Your goal
Find the lines below that contain the string "период". Copy each one.

======== Supplied data

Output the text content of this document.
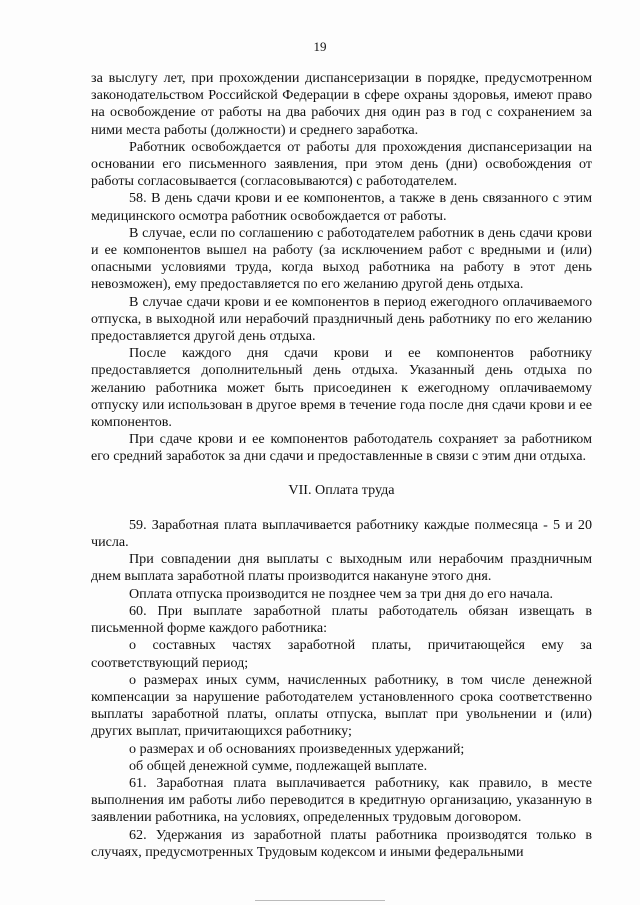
19

за выслугу лет, при прохождении диспансеризации в порядке, предусмотренном законодательством Российской Федерации в сфере охраны здоровья, имеют право на освобождение от работы на два рабочих дня один раз в год с сохранением за ними места работы (должности) и среднего заработка.

Работник освобождается от работы для прохождения диспансеризации на основании его письменного заявления, при этом день (дни) освобождения от работы согласовывается (согласовываются) с работодателем.

58. В день сдачи крови и ее компонентов, а также в день связанного с этим медицинского осмотра работник освобождается от работы.

В случае, если по соглашению с работодателем работник в день сдачи крови и ее компонентов вышел на работу (за исключением работ с вредными и (или) опасными условиями труда, когда выход работника на работу в этот день невозможен), ему предоставляется по его желанию другой день отдыха.

В случае сдачи крови и ее компонентов в период ежегодного оплачиваемого отпуска, в выходной или нерабочий праздничный день работнику по его желанию предоставляется другой день отдыха.

После каждого дня сдачи крови и ее компонентов работнику предоставляется дополнительный день отдыха. Указанный день отдыха по желанию работника может быть присоединен к ежегодному оплачиваемому отпуску или использован в другое время в течение года после дня сдачи крови и ее компонентов.

При сдаче крови и ее компонентов работодатель сохраняет за работником его средний заработок за дни сдачи и предоставленные в связи с этим дни отдыха.

VII. Оплата труда

59. Заработная плата выплачивается работнику каждые полмесяца - 5 и 20 числа.

При совпадении дня выплаты с выходным или нерабочим праздничным днем выплата заработной платы производится накануне этого дня.

Оплата отпуска производится не позднее чем за три дня до его начала.

60. При выплате заработной платы работодатель обязан извещать в письменной форме каждого работника:

о составных частях заработной платы, причитающейся ему за соответствующий период;

о размерах иных сумм, начисленных работнику, в том числе денежной компенсации за нарушение работодателем установленного срока соответственно выплаты заработной платы, оплаты отпуска, выплат при увольнении и (или) других выплат, причитающихся работнику;

о размерах и об основаниях произведенных удержаний;

об общей денежной сумме, подлежащей выплате.

61. Заработная плата выплачивается работнику, как правило, в месте выполнения им работы либо переводится в кредитную организацию, указанную в заявлении работника, на условиях, определенных трудовым договором.

62. Удержания из заработной платы работника производятся только в случаях, предусмотренных Трудовым кодексом и иными федеральными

================

Exercise response
В случае сдачи крови и ее компонентов в период ежегодного оплачиваемого отпуска, в выходной или нерабочий праздничный день работнику по его желанию предоставляется другой день отдыха.
о составных частях заработной платы, причитающейся ему за соответствующий период;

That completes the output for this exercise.